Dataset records
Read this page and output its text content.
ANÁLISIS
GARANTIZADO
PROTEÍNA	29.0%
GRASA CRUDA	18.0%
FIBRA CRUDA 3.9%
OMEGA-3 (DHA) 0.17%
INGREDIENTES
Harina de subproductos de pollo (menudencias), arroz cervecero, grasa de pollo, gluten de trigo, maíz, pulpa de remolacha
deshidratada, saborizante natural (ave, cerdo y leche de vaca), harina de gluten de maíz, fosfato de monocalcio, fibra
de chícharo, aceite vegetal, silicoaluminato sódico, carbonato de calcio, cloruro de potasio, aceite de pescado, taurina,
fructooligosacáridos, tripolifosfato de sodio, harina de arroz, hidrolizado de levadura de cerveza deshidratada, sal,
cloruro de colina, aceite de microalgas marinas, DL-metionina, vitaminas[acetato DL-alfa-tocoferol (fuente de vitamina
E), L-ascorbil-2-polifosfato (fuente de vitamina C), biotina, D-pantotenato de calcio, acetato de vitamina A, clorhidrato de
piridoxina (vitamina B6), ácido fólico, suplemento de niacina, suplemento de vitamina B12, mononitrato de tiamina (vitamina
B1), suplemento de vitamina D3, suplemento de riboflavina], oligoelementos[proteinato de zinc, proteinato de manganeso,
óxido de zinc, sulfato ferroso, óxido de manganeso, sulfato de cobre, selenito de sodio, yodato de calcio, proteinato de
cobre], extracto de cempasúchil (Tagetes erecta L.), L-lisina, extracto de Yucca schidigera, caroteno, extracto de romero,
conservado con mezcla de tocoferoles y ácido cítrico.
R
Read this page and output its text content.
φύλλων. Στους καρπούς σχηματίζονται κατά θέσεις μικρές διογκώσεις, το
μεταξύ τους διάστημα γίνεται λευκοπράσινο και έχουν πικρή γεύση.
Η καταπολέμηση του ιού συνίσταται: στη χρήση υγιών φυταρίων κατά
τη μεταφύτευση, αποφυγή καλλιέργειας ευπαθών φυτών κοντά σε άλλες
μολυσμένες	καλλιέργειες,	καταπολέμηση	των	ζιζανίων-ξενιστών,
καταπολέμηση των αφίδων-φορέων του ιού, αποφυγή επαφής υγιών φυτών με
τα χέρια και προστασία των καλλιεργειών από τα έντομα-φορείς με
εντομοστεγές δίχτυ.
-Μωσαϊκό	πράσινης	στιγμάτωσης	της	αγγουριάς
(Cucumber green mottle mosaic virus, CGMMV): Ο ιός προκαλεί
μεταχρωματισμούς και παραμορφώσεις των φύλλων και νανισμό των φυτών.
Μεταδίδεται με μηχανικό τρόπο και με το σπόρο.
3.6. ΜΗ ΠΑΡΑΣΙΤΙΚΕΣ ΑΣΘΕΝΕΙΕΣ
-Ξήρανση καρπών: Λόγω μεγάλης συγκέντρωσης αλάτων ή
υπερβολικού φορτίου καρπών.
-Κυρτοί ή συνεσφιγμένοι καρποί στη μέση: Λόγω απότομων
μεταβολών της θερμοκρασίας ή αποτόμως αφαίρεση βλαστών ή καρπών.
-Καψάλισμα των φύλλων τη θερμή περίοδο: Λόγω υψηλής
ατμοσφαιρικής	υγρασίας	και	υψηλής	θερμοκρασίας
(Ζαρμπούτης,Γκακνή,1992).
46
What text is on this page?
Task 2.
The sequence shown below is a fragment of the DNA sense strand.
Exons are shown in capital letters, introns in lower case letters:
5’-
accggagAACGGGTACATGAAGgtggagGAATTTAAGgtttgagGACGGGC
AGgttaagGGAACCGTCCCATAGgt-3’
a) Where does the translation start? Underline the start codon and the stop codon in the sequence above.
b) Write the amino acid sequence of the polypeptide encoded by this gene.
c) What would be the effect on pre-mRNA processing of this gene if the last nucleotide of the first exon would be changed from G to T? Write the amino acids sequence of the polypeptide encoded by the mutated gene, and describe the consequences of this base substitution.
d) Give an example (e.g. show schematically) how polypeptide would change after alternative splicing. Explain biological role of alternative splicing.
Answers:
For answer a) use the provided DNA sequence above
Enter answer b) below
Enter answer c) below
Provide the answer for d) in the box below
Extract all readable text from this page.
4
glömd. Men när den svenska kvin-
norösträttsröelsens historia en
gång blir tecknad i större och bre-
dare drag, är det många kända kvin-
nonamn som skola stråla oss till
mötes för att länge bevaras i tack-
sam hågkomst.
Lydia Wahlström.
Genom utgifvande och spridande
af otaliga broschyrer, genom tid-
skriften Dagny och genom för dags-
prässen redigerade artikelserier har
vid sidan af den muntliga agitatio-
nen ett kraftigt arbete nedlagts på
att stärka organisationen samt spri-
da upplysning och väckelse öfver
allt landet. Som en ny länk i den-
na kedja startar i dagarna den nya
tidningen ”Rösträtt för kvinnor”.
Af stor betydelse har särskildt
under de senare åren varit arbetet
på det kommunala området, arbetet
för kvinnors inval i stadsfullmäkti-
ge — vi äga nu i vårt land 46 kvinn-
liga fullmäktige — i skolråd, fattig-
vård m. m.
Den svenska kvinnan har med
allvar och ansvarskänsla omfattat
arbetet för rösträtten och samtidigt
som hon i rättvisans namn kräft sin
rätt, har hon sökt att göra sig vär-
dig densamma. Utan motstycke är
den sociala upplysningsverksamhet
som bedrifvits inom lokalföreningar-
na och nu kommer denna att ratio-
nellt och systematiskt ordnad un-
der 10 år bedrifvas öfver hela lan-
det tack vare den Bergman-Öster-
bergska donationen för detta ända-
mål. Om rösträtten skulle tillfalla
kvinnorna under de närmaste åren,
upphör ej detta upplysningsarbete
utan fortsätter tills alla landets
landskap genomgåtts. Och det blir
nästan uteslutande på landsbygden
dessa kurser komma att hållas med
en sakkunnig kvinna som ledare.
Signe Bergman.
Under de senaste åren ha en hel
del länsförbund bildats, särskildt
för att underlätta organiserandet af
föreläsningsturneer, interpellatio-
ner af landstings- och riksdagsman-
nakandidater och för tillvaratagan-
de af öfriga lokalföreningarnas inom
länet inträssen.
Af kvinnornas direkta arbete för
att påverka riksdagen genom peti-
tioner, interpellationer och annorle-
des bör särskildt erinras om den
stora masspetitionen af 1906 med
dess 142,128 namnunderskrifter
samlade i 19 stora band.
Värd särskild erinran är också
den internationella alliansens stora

WHAT THE EXERCISE ASKS: Whenever the string "tack" shows up in a line above, copy that line.

ANSWER:
mötes för att länge bevaras i tack-
det tack vare den Bergman-Öster-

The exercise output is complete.